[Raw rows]
*-*-*
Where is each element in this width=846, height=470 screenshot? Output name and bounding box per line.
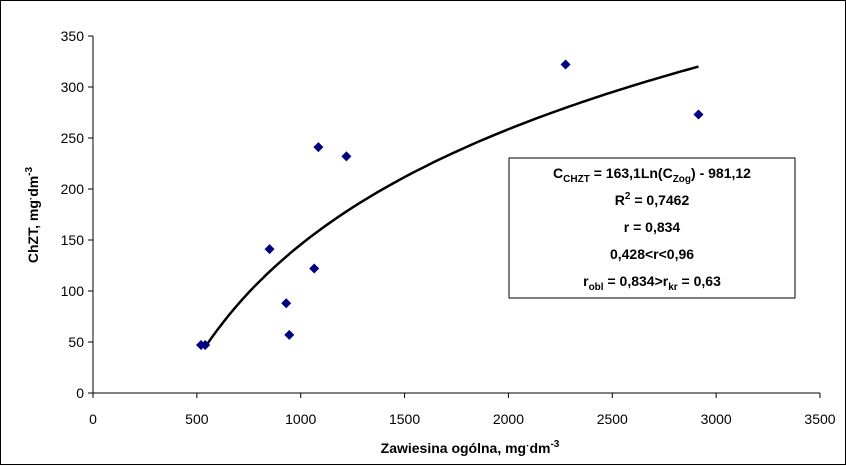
x-tick-label: 3500 (804, 411, 835, 427)
data-point-marker (284, 329, 295, 340)
y-tick-label: 250 (61, 130, 85, 146)
x-tick-label: 500 (185, 411, 209, 427)
y-ticks: 0 50 100 150 200 250 300 350 (61, 28, 93, 401)
equation-line: CCHZT = 163,1Ln(CZog) - 981,12 (553, 165, 751, 185)
y-tick-label: 50 (68, 334, 84, 350)
r-comparison-line: robl = 0,834>rkr = 0,63 (583, 273, 721, 293)
x-tick-label: 2000 (493, 411, 524, 427)
y-tick-label: 350 (61, 28, 85, 44)
x-ticks: 0 500 1000 1500 2000 2500 3000 3500 (89, 393, 836, 427)
y-tick-label: 100 (61, 283, 85, 299)
data-point-marker (341, 151, 352, 162)
y-tick-label: 150 (61, 232, 85, 248)
y-tick-label: 300 (61, 79, 85, 95)
x-tick-label: 3000 (701, 411, 732, 427)
x-tick-label: 2500 (597, 411, 628, 427)
r-squared-line: R2 = 0,7462 (615, 191, 690, 208)
data-point-marker (313, 142, 324, 153)
data-point-marker (309, 263, 320, 274)
y-tick-label: 0 (76, 385, 84, 401)
annotation-box (508, 157, 796, 299)
data-point-marker (560, 59, 571, 70)
data-point-marker (693, 109, 704, 120)
x-axis-title: Zawiesina ogólna, mg·dm-3 (381, 439, 560, 456)
x-tick-label: 0 (89, 411, 97, 427)
regression-annotation: CCHZT = 163,1Ln(CZog) - 981,12 R2 = 0,74… (508, 157, 796, 299)
data-point-marker (281, 298, 292, 309)
y-axis-title: ChZT, mg·dm-3 (24, 166, 41, 263)
data-points (196, 59, 704, 351)
data-point-marker (264, 244, 275, 255)
r-range-line: 0,428<r<0,96 (610, 246, 694, 262)
plot-area: 0 50 100 150 200 250 300 350 0 500 1000 1500 2000 25… (61, 28, 836, 427)
x-tick-label: 1000 (285, 411, 316, 427)
r-line: r = 0,834 (624, 219, 681, 235)
data-point-marker (200, 340, 211, 351)
x-tick-label: 1500 (389, 411, 420, 427)
y-tick-label: 200 (61, 181, 85, 197)
trendline (204, 65, 699, 348)
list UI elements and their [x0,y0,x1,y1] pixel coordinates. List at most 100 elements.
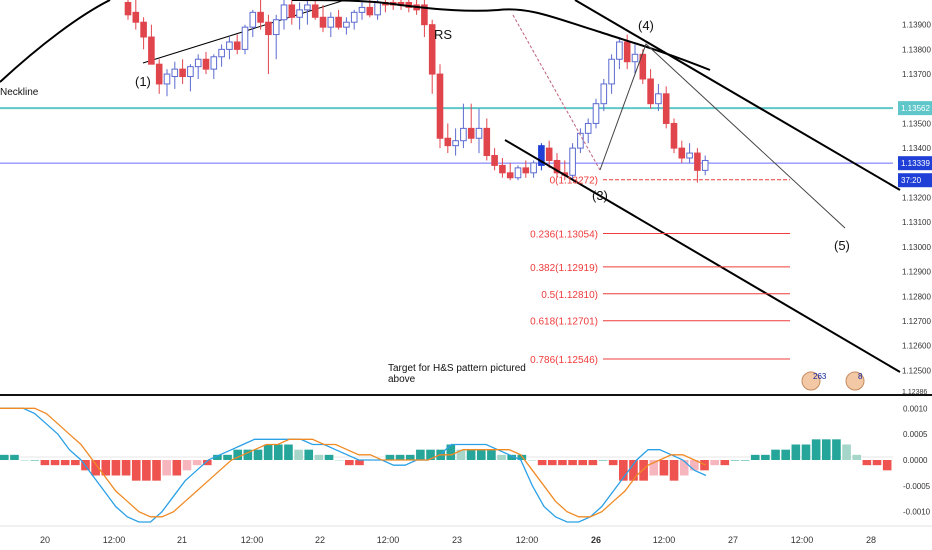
candle-body [616,41,623,60]
histogram-bar [537,460,547,466]
histogram-bar [91,460,100,476]
histogram-bar [192,460,202,466]
price-tag-box [898,101,932,116]
price-tag-label: 37:20 [901,176,922,185]
histogram-bar [0,454,9,460]
time-axis[interactable]: 20 12:00 21 12:00 22 12:00 23 12:00 26 12:00 27 12:… [40,535,876,545]
candle-body [124,1,132,16]
histogram-bar [304,449,314,460]
wave-path [599,43,846,229]
candle-body [311,4,319,18]
candle-body [686,152,693,159]
histogram-bar [619,460,628,481]
wave-1-label: (1) [135,74,151,89]
candle-body [249,11,257,28]
macd-tick-label: 0.0005 [903,430,928,439]
histogram-bar [832,439,841,460]
macd-axis[interactable]: 0.0010 0.0005 0.0000 -0.0005 -0.0010 [903,404,931,516]
candle-body [639,53,647,80]
histogram-bar [253,449,263,460]
event-badge-1[interactable]: 263 [801,371,827,391]
channel-lower-line[interactable] [504,139,901,373]
candle-body [483,127,491,157]
histogram-bar [852,454,862,460]
time-tick-label: 26 [591,535,601,545]
candle-body [701,159,709,171]
candle-body [452,140,459,147]
candle-body [187,66,194,78]
histogram-bar [527,460,537,461]
histogram-bar [202,460,212,466]
candle-body [296,9,303,18]
candle-body [366,6,374,16]
candle-body [467,127,475,139]
target-note-line-1: Target for H&S pattern pictured [388,363,526,374]
histogram-bar [588,460,598,466]
event-badge-1-count: 263 [813,372,827,381]
candle-body [428,24,436,75]
histogram-bar [466,449,476,460]
candle-body [577,132,584,149]
candle-body [233,41,241,50]
histogram-bar [213,454,222,460]
histogram-bar [487,449,496,460]
macd-tick-label: 0.0010 [903,404,928,413]
histogram-bar [385,454,395,460]
candle-body [272,19,280,36]
wave-3-label: (3) [592,188,608,203]
fibonacci-levels[interactable]: 0(1.13272) 0.236(1.13054) 0.382(1.12919) 0.… [530,176,790,366]
histogram-bar [263,444,273,460]
price-tick-label: 1.12900 [902,268,931,277]
time-tick-label: 28 [866,535,876,545]
histogram-bar [223,454,232,460]
histogram-bar [334,460,344,461]
candle-body [678,147,686,159]
candle-body [592,103,600,124]
candle-body [132,11,140,23]
histogram-bar [182,460,192,471]
histogram-bar [659,460,669,476]
candle-body [530,162,537,174]
flag-icon [801,371,821,391]
macd-tick-label: 0.0000 [903,456,928,465]
histogram-bar [294,449,303,460]
time-tick-label: 21 [177,535,187,545]
macd-pane[interactable]: 0.0010 0.0005 0.0000 -0.0005 -0.0010 [0,404,931,523]
histogram-bar [558,460,567,466]
histogram-bar [750,454,760,460]
candle-body [647,78,654,105]
candle-body [655,93,662,105]
price-pane[interactable]: 0(1.13272) 0.236(1.13054) 0.382(1.12919) 0.… [0,0,932,396]
moving-average-line [0,0,711,83]
target-note-line-2: above [388,374,416,385]
candle-body [210,56,218,70]
candle-body [499,164,506,174]
event-badge-2[interactable]: 8 [845,371,865,391]
price-tick-label: 1.12600 [902,342,931,351]
price-axis[interactable]: 1.13900 1.13800 1.13700 1.13500 1.13400 1.132… [902,21,931,376]
candle-body [304,4,311,11]
candle-body [670,122,678,149]
histogram-bar [598,460,608,461]
price-tick-label: 1.12700 [902,317,931,326]
candle-body [148,36,155,65]
candle-body [608,58,615,85]
candle-body [436,73,444,139]
candle-body [522,167,530,174]
histogram-bar [730,460,740,461]
candle-body [350,11,358,23]
bottom-price-label: 1.12386 [902,389,927,396]
candle-body [631,53,639,63]
price-tick-label: 1.13000 [902,243,931,252]
channel-upper-line[interactable] [574,0,901,191]
neckline-label: Neckline [0,87,39,98]
histogram-bar [71,460,80,466]
histogram-bar [355,460,364,466]
histogram-bar [507,454,517,460]
histogram-bar [10,454,19,460]
price-tick-label: 1.12800 [902,292,931,301]
candle-body [335,16,342,28]
histogram-bar [517,454,527,460]
flag-icon [845,371,865,391]
candle-body [475,127,483,139]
*-*-*
EXERCISE BRIEF — Lay out the stretch of rows from the start through the one containing "list UI elements" as a Markdown table with the columns No. and Text, where No. numbers each row. Skip blank lines and leave the pictures out.

REPLY TO THE TASK —
| No. | Text |
|---|---|
| 1 | Where is each element in this width=846, height=470 screenshot? Output name and bounding box per line. |
| 2 | x-tick-label: 3500 (804, 411, 835, 427) |
| 3 | data-point-marker (284, 329, 295, 340) |
| 4 | y-tick-label: 250 (61, 130, 85, 146) |
| 5 | x-tick-label: 500 (185, 411, 209, 427) |
| 6 | y-ticks: 0 50 100 150 200 250 300 350 (61, 28, 93, 401) |
| 7 | equation-line: CCHZT = 163,1Ln(CZog) - 981,12 (553, 165, 751, 185) |
| 8 | y-tick-label: 50 (68, 334, 84, 350) |
| 9 | r-comparison-line: robl = 0,834>rkr = 0,63 (583, 273, 721, 293) |
| 10 | x-tick-label: 2000 (493, 411, 524, 427) |
| 11 | y-tick-label: 350 (61, 28, 85, 44) |
| 12 | x-ticks: 0 500 1000 1500 2000 2500 3000 3500 (89, 393, 836, 427) |
| 13 | y-tick-label: 100 (61, 283, 85, 299) |
| 14 | data-point-marker (341, 151, 352, 162) |
| 15 | y-tick-label: 150 (61, 232, 85, 248) |
| 16 | y-tick-label: 300 (61, 79, 85, 95) |
| 17 | x-tick-label: 3000 (701, 411, 732, 427) |
| 18 | x-tick-label: 2500 (597, 411, 628, 427) |
| 19 | r-squared-line: R2 = 0,7462 (615, 191, 690, 208) |
| 20 | data-point-marker (313, 142, 324, 153) |
| 21 | data-point-marker (309, 263, 320, 274) |
| 22 | y-tick-label: 0 (76, 385, 84, 401) |
| 23 | annotation-box (508, 157, 796, 299) |
| 24 | data-point-marker (560, 59, 571, 70) |
| 25 | data-point-marker (693, 109, 704, 120) |
| 26 | x-axis-title: Zawiesina ogólna, mg·dm-3 (381, 439, 560, 456) |
| 27 | x-tick-label: 0 (89, 411, 97, 427) |
| 28 | regression-annotation: CCHZT = 163,1Ln(CZog) - 981,12 R2 = 0,74… (508, 157, 796, 299) |
| 29 | data-point-marker (281, 298, 292, 309) |
| 30 | y-axis-title: ChZT, mg·dm-3 (24, 166, 41, 263) |
| 31 | data-points (196, 59, 704, 351) |
| 32 | data-point-marker (264, 244, 275, 255) |
| 33 | r-range-line: 0,428<r<0,96 (610, 246, 694, 262) |
| 34 | plot-area: 0 50 100 150 200 250 300 350 0 500 1000 1500 2000 25… (61, 28, 836, 427) |
| 35 | x-tick-label: 1000 (285, 411, 316, 427) |
| 36 | r-line: r = 0,834 (624, 219, 681, 235) |
| 37 | data-point-marker (200, 340, 211, 351) |
| 38 | x-tick-label: 1500 (389, 411, 420, 427) |
| 39 | y-tick-label: 200 (61, 181, 85, 197) |
| 40 | trendline (204, 65, 699, 348) |
| 41 | list UI elements and their [x0,y0,x1,y1] pixel coordinates. List at most 100 elements. |